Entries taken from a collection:
╔══
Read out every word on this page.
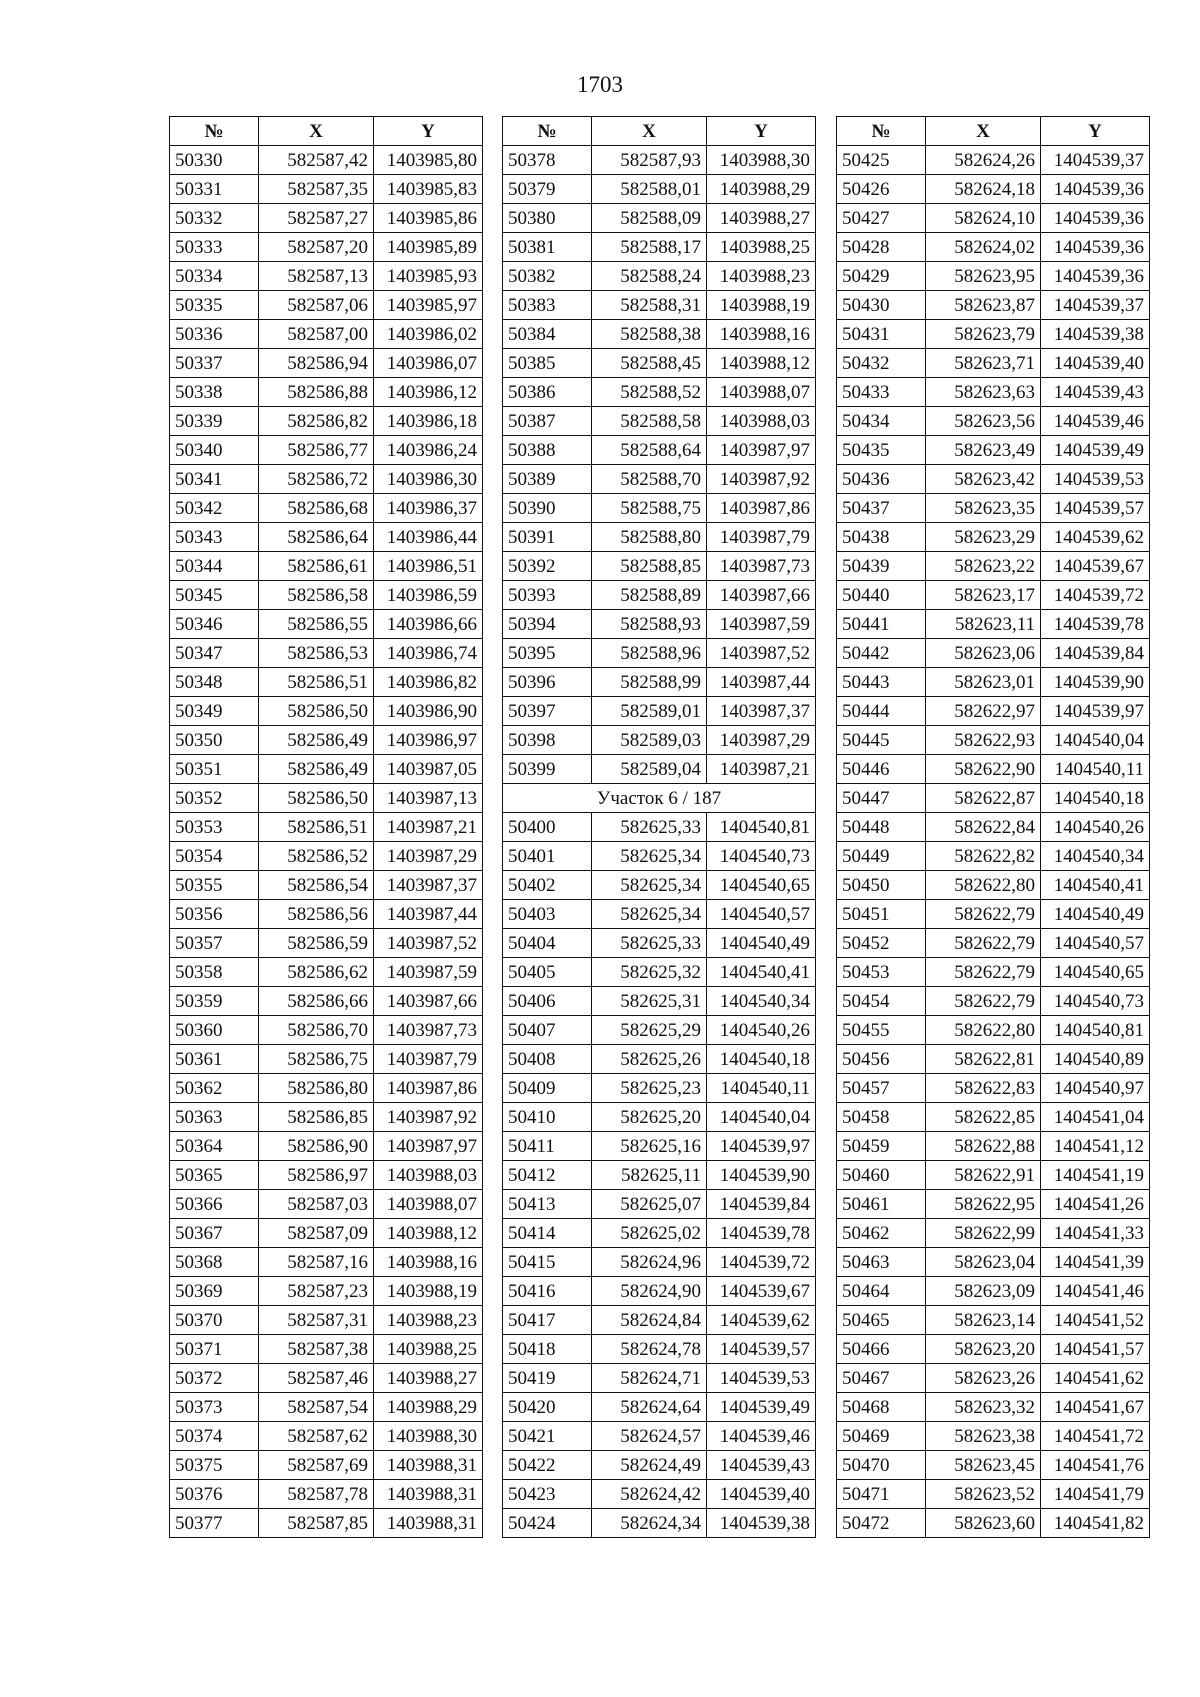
1703
№	X	Y
50330	582587,42	1403985,80
50331	582587,35	1403985,83
50332	582587,27	1403985,86
50333	582587,20	1403985,89
50334	582587,13	1403985,93
50335	582587,06	1403985,97
50336	582587,00	1403986,02
50337	582586,94	1403986,07
50338	582586,88	1403986,12
50339	582586,82	1403986,18
50340	582586,77	1403986,24
50341	582586,72	1403986,30
50342	582586,68	1403986,37
50343	582586,64	1403986,44
50344	582586,61	1403986,51
50345	582586,58	1403986,59
50346	582586,55	1403986,66
50347	582586,53	1403986,74
50348	582586,51	1403986,82
50349	582586,50	1403986,90
50350	582586,49	1403986,97
50351	582586,49	1403987,05
50352	582586,50	1403987,13
50353	582586,51	1403987,21
50354	582586,52	1403987,29
50355	582586,54	1403987,37
50356	582586,56	1403987,44
50357	582586,59	1403987,52
50358	582586,62	1403987,59
50359	582586,66	1403987,66
50360	582586,70	1403987,73
50361	582586,75	1403987,79
50362	582586,80	1403987,86
50363	582586,85	1403987,92
50364	582586,90	1403987,97
50365	582586,97	1403988,03
50366	582587,03	1403988,07
50367	582587,09	1403988,12
50368	582587,16	1403988,16
50369	582587,23	1403988,19
50370	582587,31	1403988,23
50371	582587,38	1403988,25
50372	582587,46	1403988,27
50373	582587,54	1403988,29
50374	582587,62	1403988,30
50375	582587,69	1403988,31
50376	582587,78	1403988,31
50377	582587,85	1403988,31
№	X	Y
50378	582587,93	1403988,30
50379	582588,01	1403988,29
50380	582588,09	1403988,27
50381	582588,17	1403988,25
50382	582588,24	1403988,23
50383	582588,31	1403988,19
50384	582588,38	1403988,16
50385	582588,45	1403988,12
50386	582588,52	1403988,07
50387	582588,58	1403988,03
50388	582588,64	1403987,97
50389	582588,70	1403987,92
50390	582588,75	1403987,86
50391	582588,80	1403987,79
50392	582588,85	1403987,73
50393	582588,89	1403987,66
50394	582588,93	1403987,59
50395	582588,96	1403987,52
50396	582588,99	1403987,44
50397	582589,01	1403987,37
50398	582589,03	1403987,29
50399	582589,04	1403987,21
Участок 6 / 187		
50400	582625,33	1404540,81
50401	582625,34	1404540,73
50402	582625,34	1404540,65
50403	582625,34	1404540,57
50404	582625,33	1404540,49
50405	582625,32	1404540,41
50406	582625,31	1404540,34
50407	582625,29	1404540,26
50408	582625,26	1404540,18
50409	582625,23	1404540,11
50410	582625,20	1404540,04
50411	582625,16	1404539,97
50412	582625,11	1404539,90
50413	582625,07	1404539,84
50414	582625,02	1404539,78
50415	582624,96	1404539,72
50416	582624,90	1404539,67
50417	582624,84	1404539,62
50418	582624,78	1404539,57
50419	582624,71	1404539,53
50420	582624,64	1404539,49
50421	582624,57	1404539,46
50422	582624,49	1404539,43
50423	582624,42	1404539,40
50424	582624,34	1404539,38
№	X	Y
50425	582624,26	1404539,37
50426	582624,18	1404539,36
50427	582624,10	1404539,36
50428	582624,02	1404539,36
50429	582623,95	1404539,36
50430	582623,87	1404539,37
50431	582623,79	1404539,38
50432	582623,71	1404539,40
50433	582623,63	1404539,43
50434	582623,56	1404539,46
50435	582623,49	1404539,49
50436	582623,42	1404539,53
50437	582623,35	1404539,57
50438	582623,29	1404539,62
50439	582623,22	1404539,67
50440	582623,17	1404539,72
50441	582623,11	1404539,78
50442	582623,06	1404539,84
50443	582623,01	1404539,90
50444	582622,97	1404539,97
50445	582622,93	1404540,04
50446	582622,90	1404540,11
50447	582622,87	1404540,18
50448	582622,84	1404540,26
50449	582622,82	1404540,34
50450	582622,80	1404540,41
50451	582622,79	1404540,49
50452	582622,79	1404540,57
50453	582622,79	1404540,65
50454	582622,79	1404540,73
50455	582622,80	1404540,81
50456	582622,81	1404540,89
50457	582622,83	1404540,97
50458	582622,85	1404541,04
50459	582622,88	1404541,12
50460	582622,91	1404541,19
50461	582622,95	1404541,26
50462	582622,99	1404541,33
50463	582623,04	1404541,39
50464	582623,09	1404541,46
50465	582623,14	1404541,52
50466	582623,20	1404541,57
50467	582623,26	1404541,62
50468	582623,32	1404541,67
50469	582623,38	1404541,72
50470	582623,45	1404541,76
50471	582623,52	1404541,79
50472	582623,60	1404541,82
╚══
--- Short task ---
Every record above must be given again exactly; drop the pictures.

--- Correct output ---
Read out every word on this page.
1703
№	X	Y
50330	582587,42	1403985,80
50331	582587,35	1403985,83
50332	582587,27	1403985,86
50333	582587,20	1403985,89
50334	582587,13	1403985,93
50335	582587,06	1403985,97
50336	582587,00	1403986,02
50337	582586,94	1403986,07
50338	582586,88	1403986,12
50339	582586,82	1403986,18
50340	582586,77	1403986,24
50341	582586,72	1403986,30
50342	582586,68	1403986,37
50343	582586,64	1403986,44
50344	582586,61	1403986,51
50345	582586,58	1403986,59
50346	582586,55	1403986,66
50347	582586,53	1403986,74
50348	582586,51	1403986,82
50349	582586,50	1403986,90
50350	582586,49	1403986,97
50351	582586,49	1403987,05
50352	582586,50	1403987,13
50353	582586,51	1403987,21
50354	582586,52	1403987,29
50355	582586,54	1403987,37
50356	582586,56	1403987,44
50357	582586,59	1403987,52
50358	582586,62	1403987,59
50359	582586,66	1403987,66
50360	582586,70	1403987,73
50361	582586,75	1403987,79
50362	582586,80	1403987,86
50363	582586,85	1403987,92
50364	582586,90	1403987,97
50365	582586,97	1403988,03
50366	582587,03	1403988,07
50367	582587,09	1403988,12
50368	582587,16	1403988,16
50369	582587,23	1403988,19
50370	582587,31	1403988,23
50371	582587,38	1403988,25
50372	582587,46	1403988,27
50373	582587,54	1403988,29
50374	582587,62	1403988,30
50375	582587,69	1403988,31
50376	582587,78	1403988,31
50377	582587,85	1403988,31
№	X	Y
50378	582587,93	1403988,30
50379	582588,01	1403988,29
50380	582588,09	1403988,27
50381	582588,17	1403988,25
50382	582588,24	1403988,23
50383	582588,31	1403988,19
50384	582588,38	1403988,16
50385	582588,45	1403988,12
50386	582588,52	1403988,07
50387	582588,58	1403988,03
50388	582588,64	1403987,97
50389	582588,70	1403987,92
50390	582588,75	1403987,86
50391	582588,80	1403987,79
50392	582588,85	1403987,73
50393	582588,89	1403987,66
50394	582588,93	1403987,59
50395	582588,96	1403987,52
50396	582588,99	1403987,44
50397	582589,01	1403987,37
50398	582589,03	1403987,29
50399	582589,04	1403987,21
Участок 6 / 187		
50400	582625,33	1404540,81
50401	582625,34	1404540,73
50402	582625,34	1404540,65
50403	582625,34	1404540,57
50404	582625,33	1404540,49
50405	582625,32	1404540,41
50406	582625,31	1404540,34
50407	582625,29	1404540,26
50408	582625,26	1404540,18
50409	582625,23	1404540,11
50410	582625,20	1404540,04
50411	582625,16	1404539,97
50412	582625,11	1404539,90
50413	582625,07	1404539,84
50414	582625,02	1404539,78
50415	582624,96	1404539,72
50416	582624,90	1404539,67
50417	582624,84	1404539,62
50418	582624,78	1404539,57
50419	582624,71	1404539,53
50420	582624,64	1404539,49
50421	582624,57	1404539,46
50422	582624,49	1404539,43
50423	582624,42	1404539,40
50424	582624,34	1404539,38
№	X	Y
50425	582624,26	1404539,37
50426	582624,18	1404539,36
50427	582624,10	1404539,36
50428	582624,02	1404539,36
50429	582623,95	1404539,36
50430	582623,87	1404539,37
50431	582623,79	1404539,38
50432	582623,71	1404539,40
50433	582623,63	1404539,43
50434	582623,56	1404539,46
50435	582623,49	1404539,49
50436	582623,42	1404539,53
50437	582623,35	1404539,57
50438	582623,29	1404539,62
50439	582623,22	1404539,67
50440	582623,17	1404539,72
50441	582623,11	1404539,78
50442	582623,06	1404539,84
50443	582623,01	1404539,90
50444	582622,97	1404539,97
50445	582622,93	1404540,04
50446	582622,90	1404540,11
50447	582622,87	1404540,18
50448	582622,84	1404540,26
50449	582622,82	1404540,34
50450	582622,80	1404540,41
50451	582622,79	1404540,49
50452	582622,79	1404540,57
50453	582622,79	1404540,65
50454	582622,79	1404540,73
50455	582622,80	1404540,81
50456	582622,81	1404540,89
50457	582622,83	1404540,97
50458	582622,85	1404541,04
50459	582622,88	1404541,12
50460	582622,91	1404541,19
50461	582622,95	1404541,26
50462	582622,99	1404541,33
50463	582623,04	1404541,39
50464	582623,09	1404541,46
50465	582623,14	1404541,52
50466	582623,20	1404541,57
50467	582623,26	1404541,62
50468	582623,32	1404541,67
50469	582623,38	1404541,72
50470	582623,45	1404541,76
50471	582623,52	1404541,79
50472	582623,60	1404541,82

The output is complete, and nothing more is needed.